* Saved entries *
# # # #
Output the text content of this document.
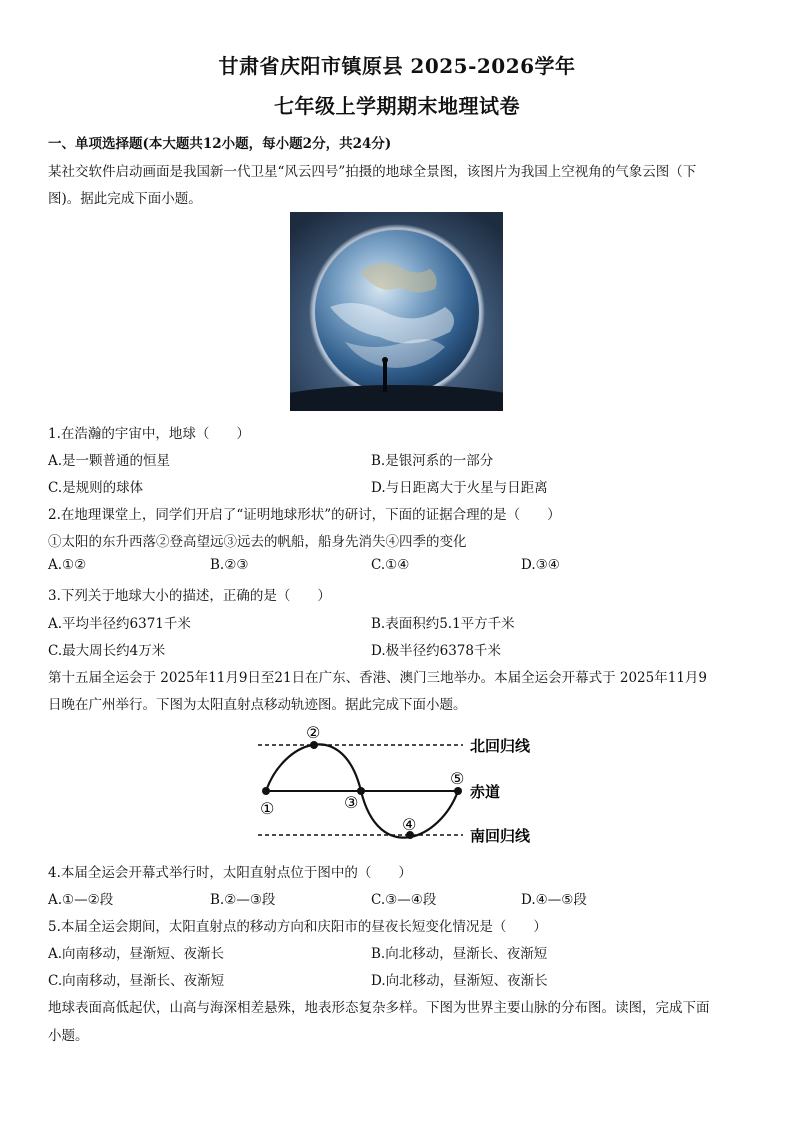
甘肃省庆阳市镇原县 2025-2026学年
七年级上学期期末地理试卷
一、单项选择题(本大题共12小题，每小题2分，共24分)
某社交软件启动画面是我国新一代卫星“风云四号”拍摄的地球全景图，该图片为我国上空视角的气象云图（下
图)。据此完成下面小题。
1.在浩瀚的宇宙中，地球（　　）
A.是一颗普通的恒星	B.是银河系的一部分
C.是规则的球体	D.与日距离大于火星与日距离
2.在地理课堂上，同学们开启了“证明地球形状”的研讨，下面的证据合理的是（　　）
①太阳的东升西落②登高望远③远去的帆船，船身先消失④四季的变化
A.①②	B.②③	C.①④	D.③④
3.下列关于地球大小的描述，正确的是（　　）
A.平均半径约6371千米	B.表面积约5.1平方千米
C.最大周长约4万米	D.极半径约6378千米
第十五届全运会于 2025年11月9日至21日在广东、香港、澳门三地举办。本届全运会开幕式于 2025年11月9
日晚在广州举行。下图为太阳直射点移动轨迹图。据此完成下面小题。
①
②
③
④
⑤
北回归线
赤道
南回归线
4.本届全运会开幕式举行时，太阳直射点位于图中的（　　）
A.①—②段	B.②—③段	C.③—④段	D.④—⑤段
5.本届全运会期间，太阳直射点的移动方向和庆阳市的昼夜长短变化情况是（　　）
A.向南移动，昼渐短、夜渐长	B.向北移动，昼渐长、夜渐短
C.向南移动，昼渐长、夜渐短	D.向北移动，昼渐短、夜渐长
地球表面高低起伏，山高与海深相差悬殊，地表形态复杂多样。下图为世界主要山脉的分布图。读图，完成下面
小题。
# # # #
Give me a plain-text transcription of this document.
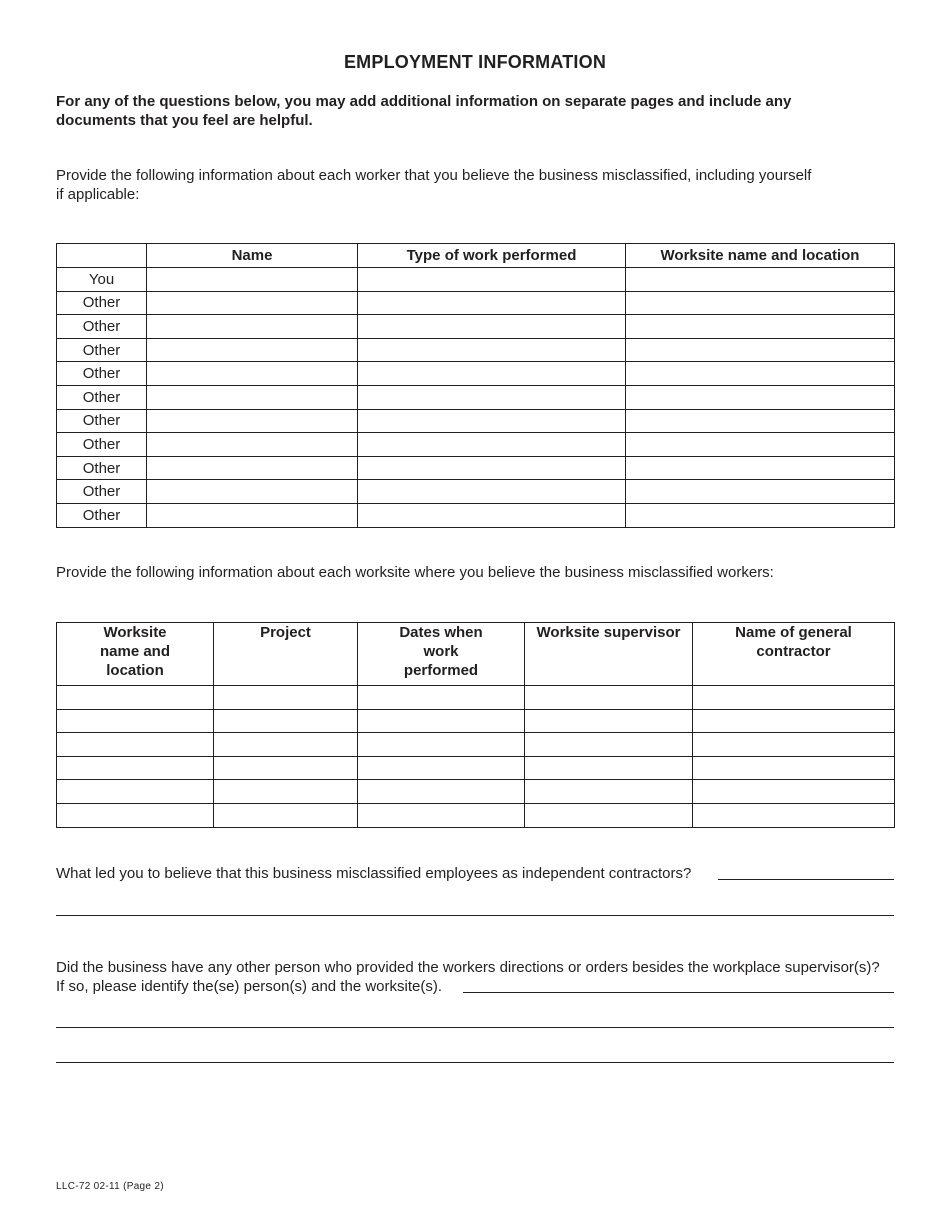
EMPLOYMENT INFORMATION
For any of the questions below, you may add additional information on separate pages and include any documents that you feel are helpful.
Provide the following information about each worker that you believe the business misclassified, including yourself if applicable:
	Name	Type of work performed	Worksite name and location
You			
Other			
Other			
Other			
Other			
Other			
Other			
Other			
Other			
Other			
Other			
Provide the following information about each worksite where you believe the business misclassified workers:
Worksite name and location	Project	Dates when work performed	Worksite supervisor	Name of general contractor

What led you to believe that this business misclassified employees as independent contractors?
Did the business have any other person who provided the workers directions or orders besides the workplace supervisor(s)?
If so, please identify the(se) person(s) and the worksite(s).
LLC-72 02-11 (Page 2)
# # # #
* TASK *
Each line in the data that holds the string "believe" should be found and copied.

* EXERCISE RESULT *
Provide the following information about each worker that you believe the business misclassified, including yourself if applicable:
Provide the following information about each worksite where you believe the business misclassified workers:
What led you to believe that this business misclassified employees as independent contractors?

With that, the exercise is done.